» SHORT EXERCISE
State the number of lines that hold the string "only", with nothing added.

_ _ _ _ _

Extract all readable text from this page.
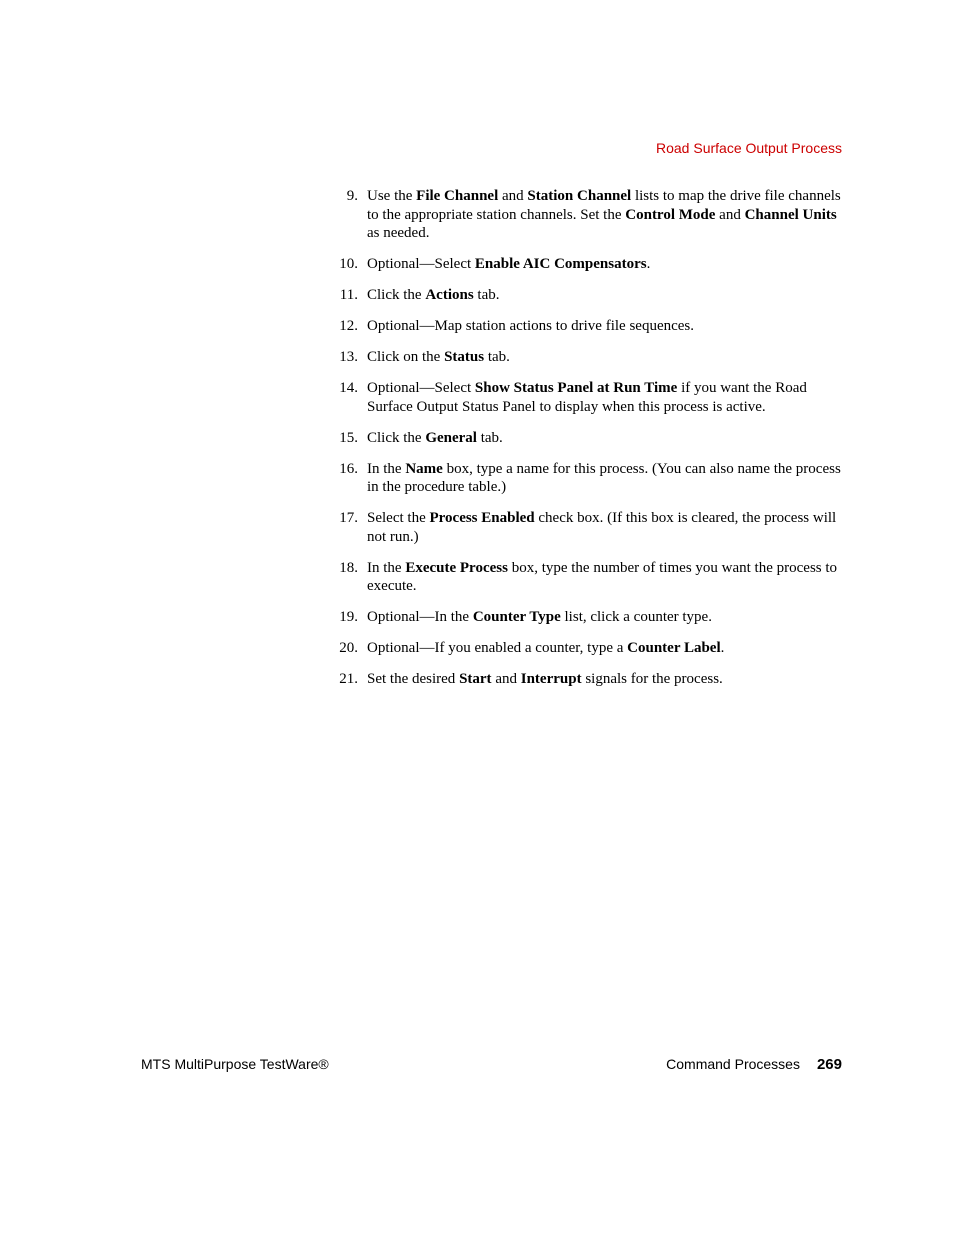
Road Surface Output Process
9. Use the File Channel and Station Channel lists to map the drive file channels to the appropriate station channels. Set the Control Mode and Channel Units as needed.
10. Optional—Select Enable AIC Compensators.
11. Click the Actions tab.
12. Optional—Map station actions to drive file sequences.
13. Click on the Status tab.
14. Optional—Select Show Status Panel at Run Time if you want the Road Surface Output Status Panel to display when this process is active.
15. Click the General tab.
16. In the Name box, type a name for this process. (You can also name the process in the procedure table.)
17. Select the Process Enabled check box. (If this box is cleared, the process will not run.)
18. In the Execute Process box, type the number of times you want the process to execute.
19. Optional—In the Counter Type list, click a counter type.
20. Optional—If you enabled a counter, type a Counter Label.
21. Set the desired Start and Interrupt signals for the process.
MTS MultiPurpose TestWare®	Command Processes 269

_ _ _ _ _

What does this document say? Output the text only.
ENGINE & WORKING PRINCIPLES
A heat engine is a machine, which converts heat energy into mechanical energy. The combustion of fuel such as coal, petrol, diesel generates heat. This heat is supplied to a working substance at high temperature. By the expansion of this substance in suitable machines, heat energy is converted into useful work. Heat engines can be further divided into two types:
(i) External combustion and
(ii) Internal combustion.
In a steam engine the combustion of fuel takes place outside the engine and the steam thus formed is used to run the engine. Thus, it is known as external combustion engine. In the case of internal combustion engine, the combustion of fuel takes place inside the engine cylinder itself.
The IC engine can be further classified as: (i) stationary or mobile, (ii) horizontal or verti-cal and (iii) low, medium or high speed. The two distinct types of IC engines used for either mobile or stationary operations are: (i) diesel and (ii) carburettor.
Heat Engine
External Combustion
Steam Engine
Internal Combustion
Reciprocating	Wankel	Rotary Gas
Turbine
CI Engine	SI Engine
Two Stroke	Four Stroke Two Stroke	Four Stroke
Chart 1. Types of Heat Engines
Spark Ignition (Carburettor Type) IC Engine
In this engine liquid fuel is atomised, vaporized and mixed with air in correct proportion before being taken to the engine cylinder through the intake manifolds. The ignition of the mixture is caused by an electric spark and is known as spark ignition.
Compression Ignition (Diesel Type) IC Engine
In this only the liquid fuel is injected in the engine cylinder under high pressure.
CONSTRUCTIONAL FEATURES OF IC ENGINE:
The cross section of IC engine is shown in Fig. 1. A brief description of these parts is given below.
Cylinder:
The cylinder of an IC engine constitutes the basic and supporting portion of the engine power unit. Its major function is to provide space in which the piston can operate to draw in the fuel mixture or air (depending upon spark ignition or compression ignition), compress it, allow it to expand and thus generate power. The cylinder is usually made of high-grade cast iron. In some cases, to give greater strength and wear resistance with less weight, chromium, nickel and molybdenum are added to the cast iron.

_ _ _ _ _

» THE OUTPUT
2